Dataset rows
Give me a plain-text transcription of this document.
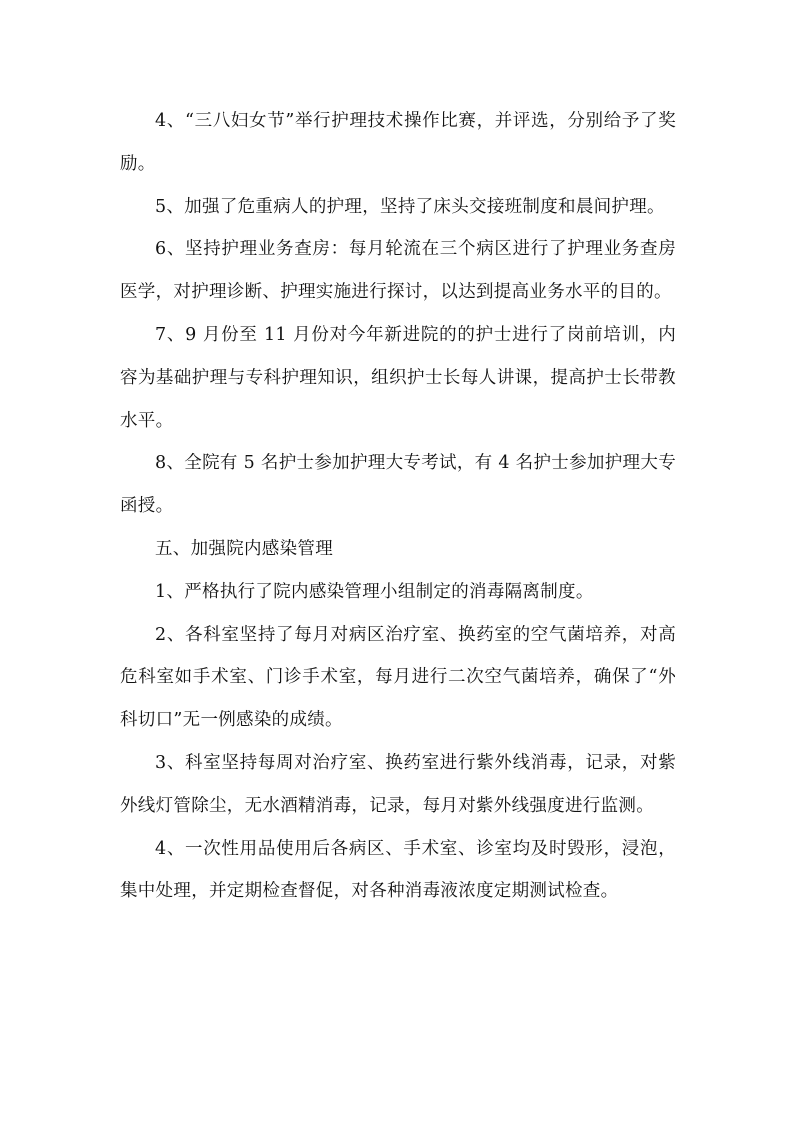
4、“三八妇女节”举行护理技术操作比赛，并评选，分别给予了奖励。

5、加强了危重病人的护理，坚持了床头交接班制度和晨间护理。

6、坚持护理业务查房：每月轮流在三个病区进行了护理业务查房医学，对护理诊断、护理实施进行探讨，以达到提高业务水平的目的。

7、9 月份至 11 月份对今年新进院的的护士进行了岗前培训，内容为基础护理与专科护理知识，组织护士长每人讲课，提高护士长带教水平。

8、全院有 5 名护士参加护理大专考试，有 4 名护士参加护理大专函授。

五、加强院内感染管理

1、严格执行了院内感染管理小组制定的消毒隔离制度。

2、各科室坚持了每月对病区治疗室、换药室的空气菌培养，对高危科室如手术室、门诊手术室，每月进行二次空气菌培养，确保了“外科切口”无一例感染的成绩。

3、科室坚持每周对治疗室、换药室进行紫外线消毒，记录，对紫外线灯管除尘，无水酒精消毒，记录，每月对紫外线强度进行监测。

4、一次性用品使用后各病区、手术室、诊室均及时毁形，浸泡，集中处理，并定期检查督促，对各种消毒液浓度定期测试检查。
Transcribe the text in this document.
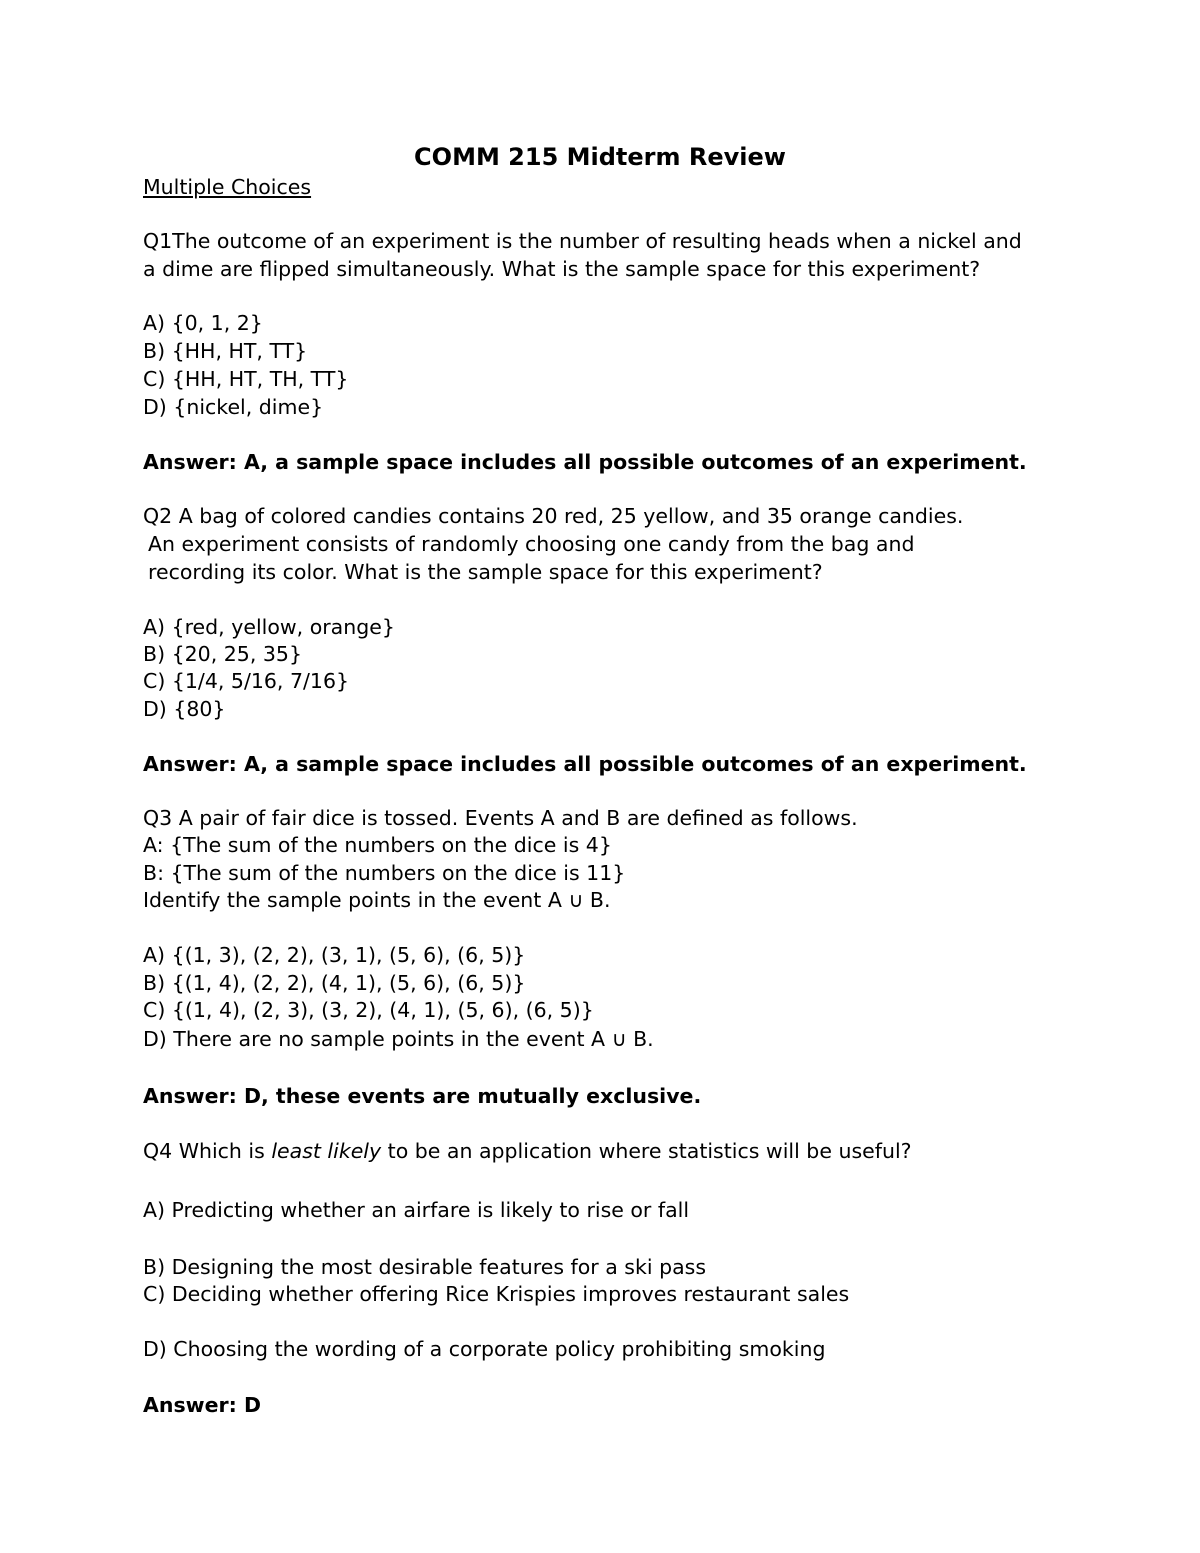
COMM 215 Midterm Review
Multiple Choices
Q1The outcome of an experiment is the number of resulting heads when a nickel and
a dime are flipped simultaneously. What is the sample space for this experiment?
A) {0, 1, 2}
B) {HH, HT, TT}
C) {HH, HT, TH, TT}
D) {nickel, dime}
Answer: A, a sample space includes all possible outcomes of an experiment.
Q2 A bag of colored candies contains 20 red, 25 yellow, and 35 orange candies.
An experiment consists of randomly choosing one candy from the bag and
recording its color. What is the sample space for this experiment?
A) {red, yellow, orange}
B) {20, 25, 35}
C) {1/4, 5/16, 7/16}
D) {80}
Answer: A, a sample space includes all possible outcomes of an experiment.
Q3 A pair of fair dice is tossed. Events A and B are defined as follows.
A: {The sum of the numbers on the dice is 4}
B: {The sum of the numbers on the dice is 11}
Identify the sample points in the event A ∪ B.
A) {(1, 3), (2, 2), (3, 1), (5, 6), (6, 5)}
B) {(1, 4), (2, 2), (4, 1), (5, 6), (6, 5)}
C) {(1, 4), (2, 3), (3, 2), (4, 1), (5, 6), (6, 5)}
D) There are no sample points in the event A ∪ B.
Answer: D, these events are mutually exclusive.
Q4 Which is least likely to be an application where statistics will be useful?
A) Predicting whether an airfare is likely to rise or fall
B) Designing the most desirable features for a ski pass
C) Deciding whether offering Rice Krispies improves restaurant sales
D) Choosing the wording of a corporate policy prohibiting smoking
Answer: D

→ What needs to be done
Copy the data character for character, but drop all pictures from the copy.

→ Result
Give me a plain-text transcription of this document.
4、“三八妇女节”举行护理技术操作比赛，并评选，分别给予了奖励。

5、加强了危重病人的护理，坚持了床头交接班制度和晨间护理。

6、坚持护理业务查房：每月轮流在三个病区进行了护理业务查房医学，对护理诊断、护理实施进行探讨，以达到提高业务水平的目的。

7、9 月份至 11 月份对今年新进院的的护士进行了岗前培训，内容为基础护理与专科护理知识，组织护士长每人讲课，提高护士长带教水平。

8、全院有 5 名护士参加护理大专考试，有 4 名护士参加护理大专函授。

五、加强院内感染管理

1、严格执行了院内感染管理小组制定的消毒隔离制度。

2、各科室坚持了每月对病区治疗室、换药室的空气菌培养，对高危科室如手术室、门诊手术室，每月进行二次空气菌培养，确保了“外科切口”无一例感染的成绩。

3、科室坚持每周对治疗室、换药室进行紫外线消毒，记录，对紫外线灯管除尘，无水酒精消毒，记录，每月对紫外线强度进行监测。

4、一次性用品使用后各病区、手术室、诊室均及时毁形，浸泡，集中处理，并定期检查督促，对各种消毒液浓度定期测试检查。
Transcribe the text in this document.
COMM 215 Midterm Review
Multiple Choices
Q1The outcome of an experiment is the number of resulting heads when a nickel and
a dime are flipped simultaneously. What is the sample space for this experiment?
A) {0, 1, 2}
B) {HH, HT, TT}
C) {HH, HT, TH, TT}
D) {nickel, dime}
Answer: A, a sample space includes all possible outcomes of an experiment.
Q2 A bag of colored candies contains 20 red, 25 yellow, and 35 orange candies.
An experiment consists of randomly choosing one candy from the bag and
recording its color. What is the sample space for this experiment?
A) {red, yellow, orange}
B) {20, 25, 35}
C) {1/4, 5/16, 7/16}
D) {80}
Answer: A, a sample space includes all possible outcomes of an experiment.
Q3 A pair of fair dice is tossed. Events A and B are defined as follows.
A: {The sum of the numbers on the dice is 4}
B: {The sum of the numbers on the dice is 11}
Identify the sample points in the event A ∪ B.
A) {(1, 3), (2, 2), (3, 1), (5, 6), (6, 5)}
B) {(1, 4), (2, 2), (4, 1), (5, 6), (6, 5)}
C) {(1, 4), (2, 3), (3, 2), (4, 1), (5, 6), (6, 5)}
D) There are no sample points in the event A ∪ B.
Answer: D, these events are mutually exclusive.
Q4 Which is least likely to be an application where statistics will be useful?
A) Predicting whether an airfare is likely to rise or fall
B) Designing the most desirable features for a ski pass
C) Deciding whether offering Rice Krispies improves restaurant sales
D) Choosing the wording of a corporate policy prohibiting smoking
Answer: D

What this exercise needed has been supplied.